Extract the listing from its first line through the line containing "cell-normal-years: 13 [225,105,360,130]", inclusive, and reproduce those lines unchanged.

### Material supplied

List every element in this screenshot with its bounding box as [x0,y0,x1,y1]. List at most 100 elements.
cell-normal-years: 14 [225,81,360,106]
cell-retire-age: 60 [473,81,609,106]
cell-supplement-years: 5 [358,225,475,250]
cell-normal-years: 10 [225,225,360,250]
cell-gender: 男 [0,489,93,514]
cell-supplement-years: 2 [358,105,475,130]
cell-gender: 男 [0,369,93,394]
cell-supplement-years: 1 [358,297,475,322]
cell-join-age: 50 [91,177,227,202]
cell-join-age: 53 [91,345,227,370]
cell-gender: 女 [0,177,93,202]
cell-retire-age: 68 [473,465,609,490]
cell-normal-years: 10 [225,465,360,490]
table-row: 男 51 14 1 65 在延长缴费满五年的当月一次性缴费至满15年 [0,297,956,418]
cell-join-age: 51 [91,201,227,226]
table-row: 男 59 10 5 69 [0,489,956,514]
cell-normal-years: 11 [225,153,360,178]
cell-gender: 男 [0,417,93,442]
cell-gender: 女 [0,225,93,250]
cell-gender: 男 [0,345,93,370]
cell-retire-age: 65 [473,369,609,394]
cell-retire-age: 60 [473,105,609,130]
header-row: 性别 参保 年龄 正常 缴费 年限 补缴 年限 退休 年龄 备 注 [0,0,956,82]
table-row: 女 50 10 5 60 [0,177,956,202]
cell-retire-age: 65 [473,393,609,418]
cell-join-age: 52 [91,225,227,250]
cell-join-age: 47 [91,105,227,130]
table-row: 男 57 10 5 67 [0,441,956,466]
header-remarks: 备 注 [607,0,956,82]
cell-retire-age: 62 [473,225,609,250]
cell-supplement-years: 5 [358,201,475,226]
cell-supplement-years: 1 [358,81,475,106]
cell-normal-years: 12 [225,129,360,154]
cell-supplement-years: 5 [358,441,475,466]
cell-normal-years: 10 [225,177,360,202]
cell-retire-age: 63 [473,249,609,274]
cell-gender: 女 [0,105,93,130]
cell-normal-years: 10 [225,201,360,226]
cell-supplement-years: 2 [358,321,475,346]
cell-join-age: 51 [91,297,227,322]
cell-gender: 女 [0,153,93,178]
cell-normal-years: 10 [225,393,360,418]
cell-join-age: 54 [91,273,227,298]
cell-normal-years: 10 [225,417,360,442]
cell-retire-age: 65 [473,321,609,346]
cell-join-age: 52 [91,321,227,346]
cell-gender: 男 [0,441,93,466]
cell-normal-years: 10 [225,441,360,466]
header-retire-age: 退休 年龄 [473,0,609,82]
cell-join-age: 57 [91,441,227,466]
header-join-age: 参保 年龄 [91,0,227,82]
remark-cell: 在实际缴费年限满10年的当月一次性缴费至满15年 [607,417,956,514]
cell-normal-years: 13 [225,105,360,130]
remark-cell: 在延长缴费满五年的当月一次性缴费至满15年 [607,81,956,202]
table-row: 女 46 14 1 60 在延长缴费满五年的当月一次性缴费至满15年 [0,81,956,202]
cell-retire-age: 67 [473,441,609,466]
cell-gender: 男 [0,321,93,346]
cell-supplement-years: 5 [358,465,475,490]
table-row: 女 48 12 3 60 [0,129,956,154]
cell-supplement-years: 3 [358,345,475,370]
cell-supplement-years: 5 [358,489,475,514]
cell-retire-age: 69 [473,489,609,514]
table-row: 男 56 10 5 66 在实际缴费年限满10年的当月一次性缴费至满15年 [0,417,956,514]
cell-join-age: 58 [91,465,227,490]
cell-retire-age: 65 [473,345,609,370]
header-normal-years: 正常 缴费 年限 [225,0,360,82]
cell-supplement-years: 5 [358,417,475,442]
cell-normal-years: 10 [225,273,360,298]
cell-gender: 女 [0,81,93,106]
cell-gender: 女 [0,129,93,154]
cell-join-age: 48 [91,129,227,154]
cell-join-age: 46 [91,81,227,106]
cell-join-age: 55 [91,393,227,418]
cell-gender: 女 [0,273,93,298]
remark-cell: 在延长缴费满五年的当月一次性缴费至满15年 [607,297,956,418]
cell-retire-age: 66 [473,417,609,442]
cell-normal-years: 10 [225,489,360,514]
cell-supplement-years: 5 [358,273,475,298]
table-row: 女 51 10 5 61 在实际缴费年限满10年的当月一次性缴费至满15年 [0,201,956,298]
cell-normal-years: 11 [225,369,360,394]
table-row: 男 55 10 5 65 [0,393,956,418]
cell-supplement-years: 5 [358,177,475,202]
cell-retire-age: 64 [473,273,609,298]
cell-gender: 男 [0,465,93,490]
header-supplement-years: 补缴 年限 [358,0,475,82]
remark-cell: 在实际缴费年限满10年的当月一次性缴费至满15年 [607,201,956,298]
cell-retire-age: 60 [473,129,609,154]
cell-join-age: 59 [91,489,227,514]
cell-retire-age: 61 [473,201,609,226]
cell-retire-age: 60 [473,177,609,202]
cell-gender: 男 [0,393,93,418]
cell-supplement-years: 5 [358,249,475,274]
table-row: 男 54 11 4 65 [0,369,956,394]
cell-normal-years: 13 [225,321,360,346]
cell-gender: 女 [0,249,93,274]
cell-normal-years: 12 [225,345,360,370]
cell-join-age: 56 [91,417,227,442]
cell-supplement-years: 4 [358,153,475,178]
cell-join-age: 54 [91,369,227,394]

######

▶ [Task solution]:
List every element in this screenshot with its bounding box as [x0,y0,x1,y1]. List at most 100 elements.
cell-normal-years: 14 [225,81,360,106]
cell-retire-age: 60 [473,81,609,106]
cell-supplement-years: 5 [358,225,475,250]
cell-normal-years: 10 [225,225,360,250]
cell-gender: 男 [0,489,93,514]
cell-supplement-years: 2 [358,105,475,130]
cell-gender: 男 [0,369,93,394]
cell-supplement-years: 1 [358,297,475,322]
cell-join-age: 50 [91,177,227,202]
cell-join-age: 53 [91,345,227,370]
cell-gender: 女 [0,177,93,202]
cell-retire-age: 68 [473,465,609,490]
cell-normal-years: 10 [225,465,360,490]
table-row: 男 51 14 1 65 在延长缴费满五年的当月一次性缴费至满15年 [0,297,956,418]
cell-join-age: 51 [91,201,227,226]
table-row: 男 59 10 5 69 [0,489,956,514]
cell-normal-years: 11 [225,153,360,178]
cell-gender: 男 [0,417,93,442]
cell-gender: 女 [0,225,93,250]
cell-gender: 男 [0,345,93,370]
cell-retire-age: 65 [473,369,609,394]
cell-retire-age: 60 [473,105,609,130]
header-row: 性别 参保 年龄 正常 缴费 年限 补缴 年限 退休 年龄 备 注 [0,0,956,82]
table-row: 女 50 10 5 60 [0,177,956,202]
cell-retire-age: 65 [473,393,609,418]
cell-join-age: 52 [91,225,227,250]
cell-join-age: 47 [91,105,227,130]
table-row: 男 57 10 5 67 [0,441,956,466]
header-remarks: 备 注 [607,0,956,82]
cell-retire-age: 62 [473,225,609,250]
cell-supplement-years: 5 [358,201,475,226]
cell-supplement-years: 1 [358,81,475,106]
cell-normal-years: 12 [225,129,360,154]
cell-supplement-years: 5 [358,441,475,466]
cell-normal-years: 10 [225,177,360,202]
cell-retire-age: 63 [473,249,609,274]
cell-gender: 女 [0,105,93,130]
cell-normal-years: 10 [225,201,360,226]
cell-supplement-years: 2 [358,321,475,346]
cell-join-age: 51 [91,297,227,322]
cell-gender: 女 [0,153,93,178]
cell-normal-years: 10 [225,393,360,418]
cell-join-age: 54 [91,273,227,298]
cell-normal-years: 10 [225,417,360,442]
cell-retire-age: 65 [473,321,609,346]
cell-join-age: 52 [91,321,227,346]
cell-gender: 男 [0,441,93,466]
cell-normal-years: 10 [225,441,360,466]
header-retire-age: 退休 年龄 [473,0,609,82]
cell-join-age: 57 [91,441,227,466]
header-join-age: 参保 年龄 [91,0,227,82]
remark-cell: 在实际缴费年限满10年的当月一次性缴费至满15年 [607,417,956,514]
cell-normal-years: 13 [225,105,360,130]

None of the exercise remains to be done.